## Written instruction
Copy every line from the material below that holds "name".
== Listed records
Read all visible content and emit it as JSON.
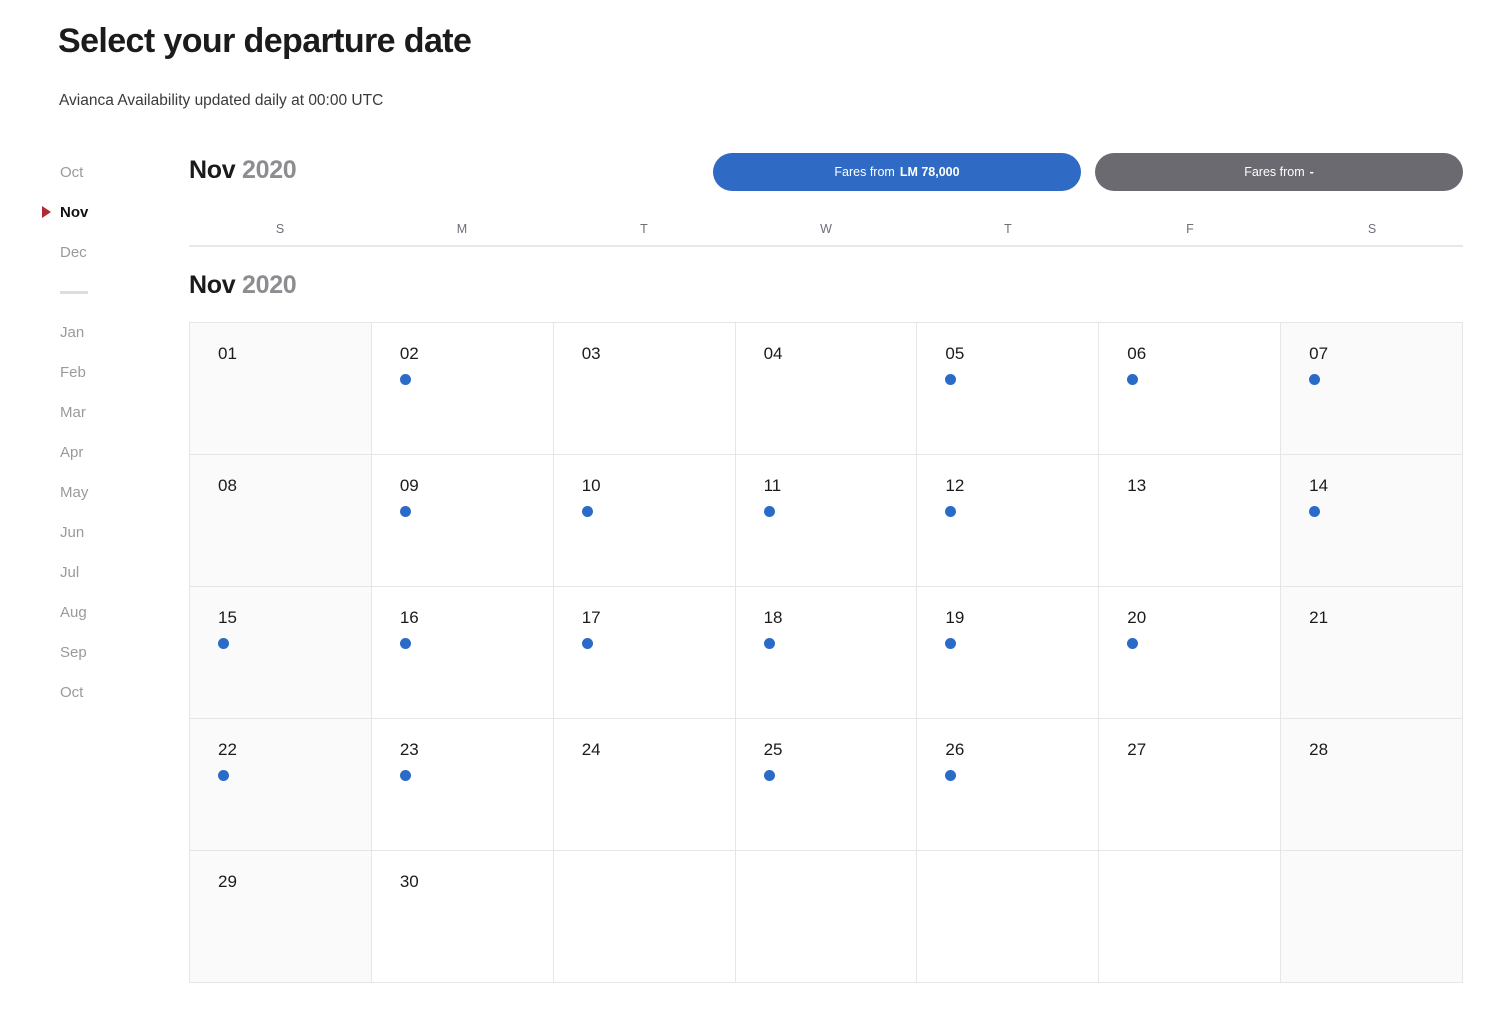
{
  "header": {
    "title": "Select your departure date",
    "subtitle": "Avianca Availability updated daily at 00:00 UTC"
  },
  "sidebar": {
    "items": [
      {
        "label": "Oct",
        "active": false,
        "divider": false
      },
      {
        "label": "Nov",
        "active": true,
        "divider": false
      },
      {
        "label": "Dec",
        "active": false,
        "divider": false
      },
      {
        "label": "",
        "active": false,
        "divider": true
      },
      {
        "label": "Jan",
        "active": false,
        "divider": false
      },
      {
        "label": "Feb",
        "active": false,
        "divider": false
      },
      {
        "label": "Mar",
        "active": false,
        "divider": false
      },
      {
        "label": "Apr",
        "active": false,
        "divider": false
      },
      {
        "label": "May",
        "active": false,
        "divider": false
      },
      {
        "label": "Jun",
        "active": false,
        "divider": false
      },
      {
        "label": "Jul",
        "active": false,
        "divider": false
      },
      {
        "label": "Aug",
        "active": false,
        "divider": false
      },
      {
        "label": "Sep",
        "active": false,
        "divider": false
      },
      {
        "label": "Oct",
        "active": false,
        "divider": false
      }
    ]
  },
  "calendar": {
    "month_label": "Nov",
    "year_label": "2020",
    "sub_month_label": "Nov",
    "sub_year_label": "2020",
    "weekdays": [
      "S",
      "M",
      "T",
      "W",
      "T",
      "F",
      "S"
    ],
    "weeks": [
      [
        {
          "day": "01",
          "dot": false,
          "weekend": true
        },
        {
          "day": "02",
          "dot": true,
          "weekend": false
        },
        {
          "day": "03",
          "dot": false,
          "weekend": false
        },
        {
          "day": "04",
          "dot": false,
          "weekend": false
        },
        {
          "day": "05",
          "dot": true,
          "weekend": false
        },
        {
          "day": "06",
          "dot": true,
          "weekend": false
        },
        {
          "day": "07",
          "dot": true,
          "weekend": true
        }
      ],
      [
        {
          "day": "08",
          "dot": false,
          "weekend": true
        },
        {
          "day": "09",
          "dot": true,
          "weekend": false
        },
        {
          "day": "10",
          "dot": true,
          "weekend": false
        },
        {
          "day": "11",
          "dot": true,
          "weekend": false
        },
        {
          "day": "12",
          "dot": true,
          "weekend": false
        },
        {
          "day": "13",
          "dot": false,
          "weekend": false
        },
        {
          "day": "14",
          "dot": true,
          "weekend": true
        }
      ],
      [
        {
          "day": "15",
          "dot": true,
          "weekend": true
        },
        {
          "day": "16",
          "dot": true,
          "weekend": false
        },
        {
          "day": "17",
          "dot": true,
          "weekend": false
        },
        {
          "day": "18",
          "dot": true,
          "weekend": false
        },
        {
          "day": "19",
          "dot": true,
          "weekend": false
        },
        {
          "day": "20",
          "dot": true,
          "weekend": false
        },
        {
          "day": "21",
          "dot": false,
          "weekend": true
        }
      ],
      [
        {
          "day": "22",
          "dot": true,
          "weekend": true
        },
        {
          "day": "23",
          "dot": true,
          "weekend": false
        },
        {
          "day": "24",
          "dot": false,
          "weekend": false
        },
        {
          "day": "25",
          "dot": true,
          "weekend": false
        },
        {
          "day": "26",
          "dot": true,
          "weekend": false
        },
        {
          "day": "27",
          "dot": false,
          "weekend": false
        },
        {
          "day": "28",
          "dot": false,
          "weekend": true
        }
      ],
      [
        {
          "day": "29",
          "dot": false,
          "weekend": true
        },
        {
          "day": "30",
          "dot": false,
          "weekend": false
        },
        {
          "day": "",
          "dot": false,
          "weekend": false
        },
        {
          "day": "",
          "dot": false,
          "weekend": false
        },
        {
          "day": "",
          "dot": false,
          "weekend": false
        },
        {
          "day": "",
          "dot": false,
          "weekend": false
        },
        {
          "day": "",
          "dot": false,
          "weekend": true
        }
      ]
    ]
  },
  "fare_buttons": [
    {
      "label": "Fares from",
      "amount": "LM 78,000",
      "style": "primary"
    },
    {
      "label": "Fares from",
      "amount": "-",
      "style": "secondary"
    }
  ],
  "colors": {
    "primary_blue": "#2f6ac4",
    "dot_blue": "#2a6bc8",
    "secondary_gray": "#6a6a70",
    "marker_red": "#b02a33",
    "weekend_bg": "#fafafa",
    "grid_border": "#e6e6e6"
  }
}
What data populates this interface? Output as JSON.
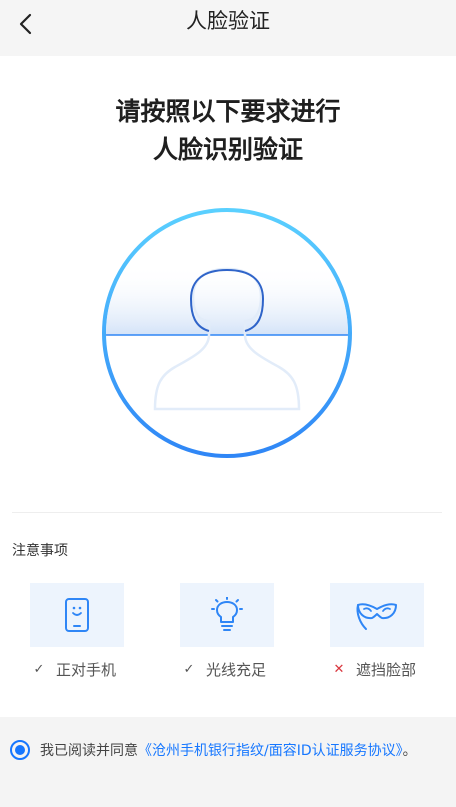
{
  "header": {
    "title": "人脸验证",
    "back_icon": "chevron-left-icon"
  },
  "instruction": {
    "line1": "请按照以下要求进行",
    "line2": "人脸识别验证"
  },
  "scanner": {
    "ring_colors": [
      "#3aa0ff",
      "#5ad0ff"
    ],
    "icon": "face-silhouette-icon"
  },
  "notes": {
    "title": "注意事项",
    "items": [
      {
        "label": "正对手机",
        "icon": "phone-face-icon",
        "status": "✓"
      },
      {
        "label": "光线充足",
        "icon": "lightbulb-icon",
        "status": "✓"
      },
      {
        "label": "遮挡脸部",
        "icon": "mask-icon",
        "status": "✕"
      }
    ]
  },
  "agreement": {
    "prefix": "我已阅读并同意",
    "link": "《沧州手机银行指纹/面容ID认证服务协议》",
    "suffix": "。",
    "checked": true
  },
  "colors": {
    "accent": "#1677ff",
    "tip_bg": "#edf4fd",
    "error": "#d9363e"
  }
}
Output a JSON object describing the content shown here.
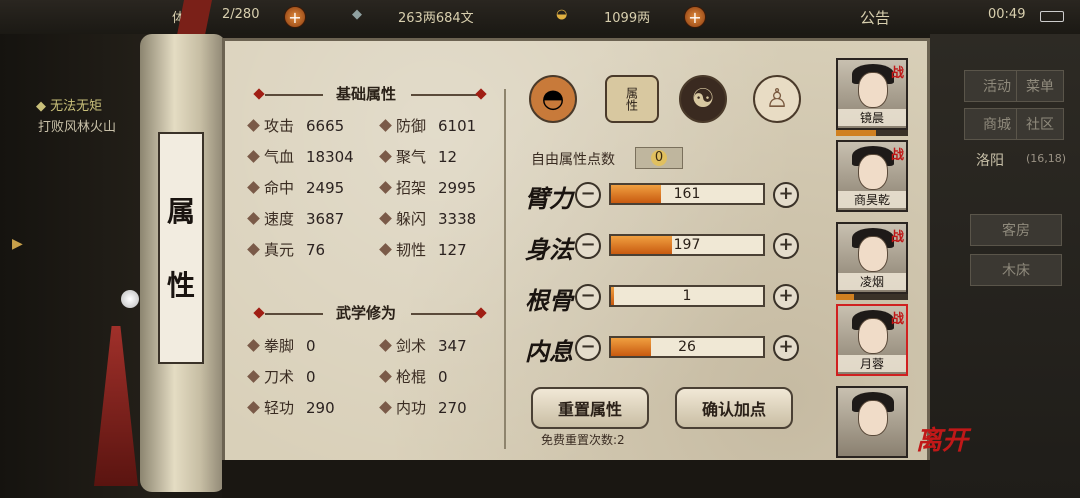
{
  "topbar": {
    "stamina_label": "体力",
    "stamina": "2/280",
    "money": "263两684文",
    "gold": "1099两",
    "notice": "公告",
    "time": "00:49"
  },
  "quest": {
    "title": "无法无矩",
    "subtitle": "打败风林火山"
  },
  "right_menu": {
    "buttons": [
      "活动",
      "菜单",
      "商城",
      "社区"
    ],
    "location": "洛阳",
    "coords": "(16,18)",
    "rooms": [
      "客房",
      "木床"
    ]
  },
  "scroll_title": [
    "属",
    "性"
  ],
  "basic": {
    "title": "基础属性",
    "stats": [
      {
        "label": "攻击",
        "value": "6665"
      },
      {
        "label": "防御",
        "value": "6101"
      },
      {
        "label": "气血",
        "value": "18304"
      },
      {
        "label": "聚气",
        "value": "12"
      },
      {
        "label": "命中",
        "value": "2495"
      },
      {
        "label": "招架",
        "value": "2995"
      },
      {
        "label": "速度",
        "value": "3687"
      },
      {
        "label": "躲闪",
        "value": "3338"
      },
      {
        "label": "真元",
        "value": "76"
      },
      {
        "label": "韧性",
        "value": "127"
      }
    ]
  },
  "martial": {
    "title": "武学修为",
    "stats": [
      {
        "label": "拳脚",
        "value": "0"
      },
      {
        "label": "剑术",
        "value": "347"
      },
      {
        "label": "刀术",
        "value": "0"
      },
      {
        "label": "枪棍",
        "value": "0"
      },
      {
        "label": "轻功",
        "value": "290"
      },
      {
        "label": "内功",
        "value": "270"
      }
    ]
  },
  "tabs": {
    "active_label": "属性"
  },
  "free_points": {
    "label": "自由属性点数",
    "value": "0"
  },
  "attributes": [
    {
      "name": "臂力",
      "value": "161",
      "fill": 0.33
    },
    {
      "name": "身法",
      "value": "197",
      "fill": 0.4
    },
    {
      "name": "根骨",
      "value": "1",
      "fill": 0.02
    },
    {
      "name": "内息",
      "value": "26",
      "fill": 0.26
    }
  ],
  "actions": {
    "reset": "重置属性",
    "confirm": "确认加点",
    "reset_note": "免费重置次数:2"
  },
  "roster": [
    {
      "name": "镜晨",
      "badge": "战",
      "hp": 0.55
    },
    {
      "name": "商昊乾",
      "badge": "战",
      "hp": null
    },
    {
      "name": "凌烟",
      "badge": "战",
      "hp": 0.25
    },
    {
      "name": "月蓉",
      "badge": "战",
      "hp": null
    },
    {
      "name": "",
      "badge": "",
      "hp": null
    }
  ],
  "leave": "离开"
}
====
## Expected output
      "name": "臂力",
      "name": "身法",
      "name": "根骨",
      "name": "内息",
      "name": "镜晨",
      "name": "商昊乾",
      "name": "凌烟",
      "name": "月蓉",
      "name": "",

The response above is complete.